-- Work instructions --
Return the data exactly, with all pictures removed.

** Start of Task inputs **

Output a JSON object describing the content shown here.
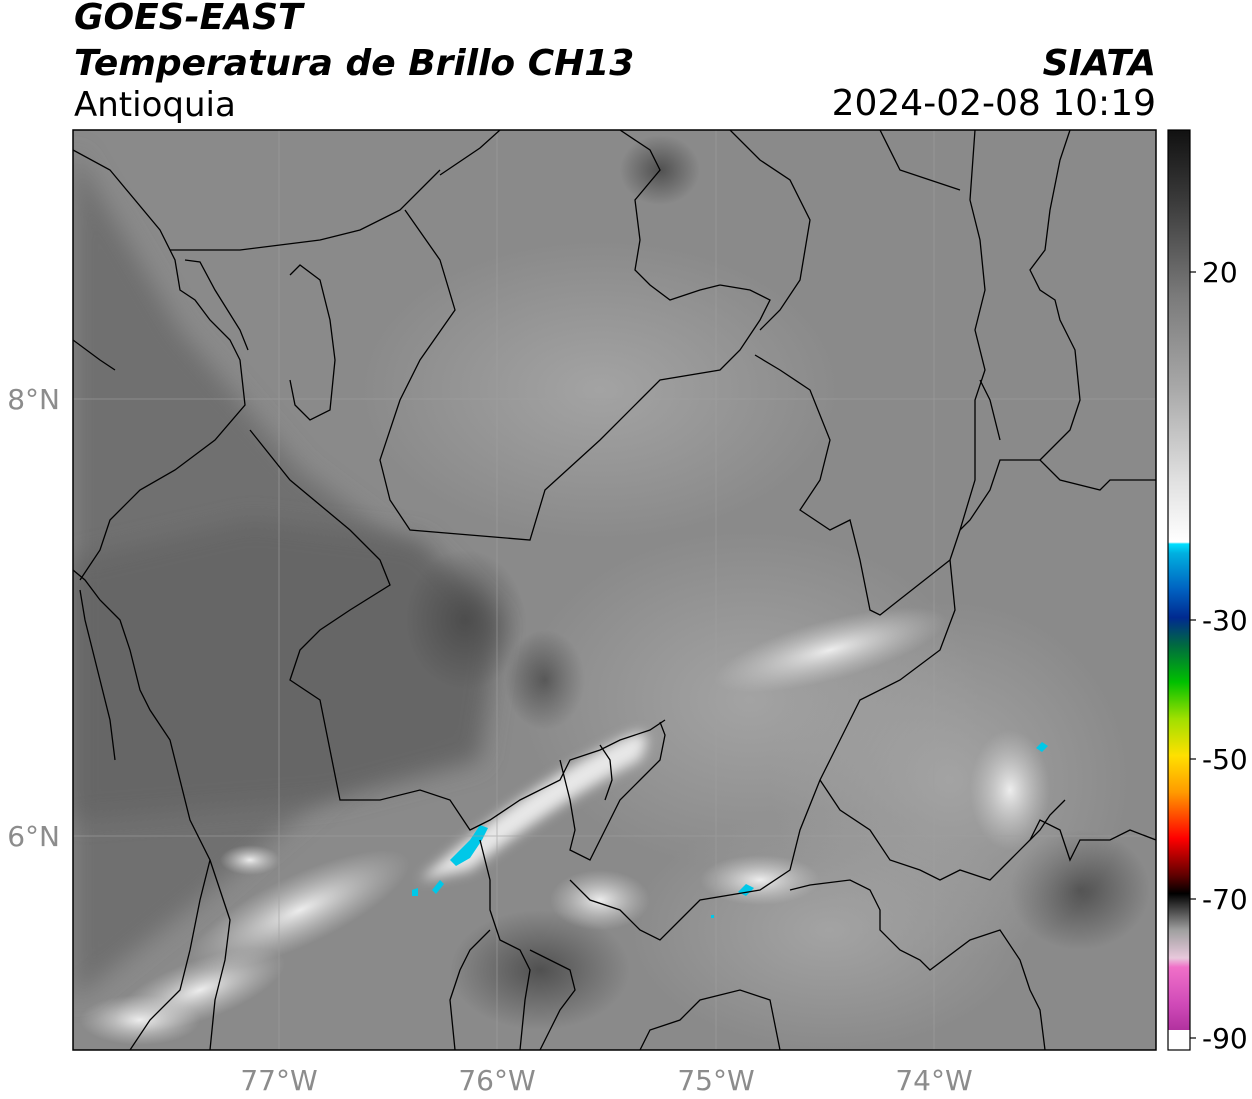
{
  "header": {
    "satellite": "GOES-EAST",
    "product": "Temperatura de Brillo CH13",
    "region": "Antioquia",
    "organization": "SIATA",
    "datetime": "2024-02-08 10:19"
  },
  "map": {
    "lon_ticks": [
      "77°W",
      "76°W",
      "75°W",
      "74°W"
    ],
    "lat_ticks": [
      "8°N",
      "6°N"
    ],
    "features": [
      "department-borders",
      "coastline",
      "cold-cloud-tops"
    ]
  },
  "colorbar": {
    "tick_labels": [
      "20",
      "-30",
      "-50",
      "-70",
      "-90"
    ],
    "colors": {
      "warm_dark": "#111111",
      "gray_mid": "#7a7a7a",
      "white": "#ffffff",
      "cyan": "#00d8ff",
      "blue": "#003a9a",
      "green": "#00c000",
      "yellow": "#e6e600",
      "orange": "#ff9a00",
      "red": "#ff0000",
      "black": "#000000",
      "pink": "#f070c8",
      "purple": "#a02090"
    }
  }
}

** End of Task inputs **

-- Result for this exercise --
Output a JSON object describing the content shown here.
{
  "header": {
    "satellite": "GOES-EAST",
    "product": "Temperatura de Brillo CH13",
    "region": "Antioquia",
    "organization": "SIATA",
    "datetime": "2024-02-08 10:19"
  },
  "map": {
    "lon_ticks": [
      "77°W",
      "76°W",
      "75°W",
      "74°W"
    ],
    "lat_ticks": [
      "8°N",
      "6°N"
    ],
    "features": [
      "department-borders",
      "coastline",
      "cold-cloud-tops"
    ]
  },
  "colorbar": {
    "tick_labels": [
      "20",
      "-30",
      "-50",
      "-70",
      "-90"
    ],
    "colors": {
      "warm_dark": "#111111",
      "gray_mid": "#7a7a7a",
      "white": "#ffffff",
      "cyan": "#00d8ff",
      "blue": "#003a9a",
      "green": "#00c000",
      "yellow": "#e6e600",
      "orange": "#ff9a00",
      "red": "#ff0000",
      "black": "#000000",
      "pink": "#f070c8",
      "purple": "#a02090"
    }
  }
}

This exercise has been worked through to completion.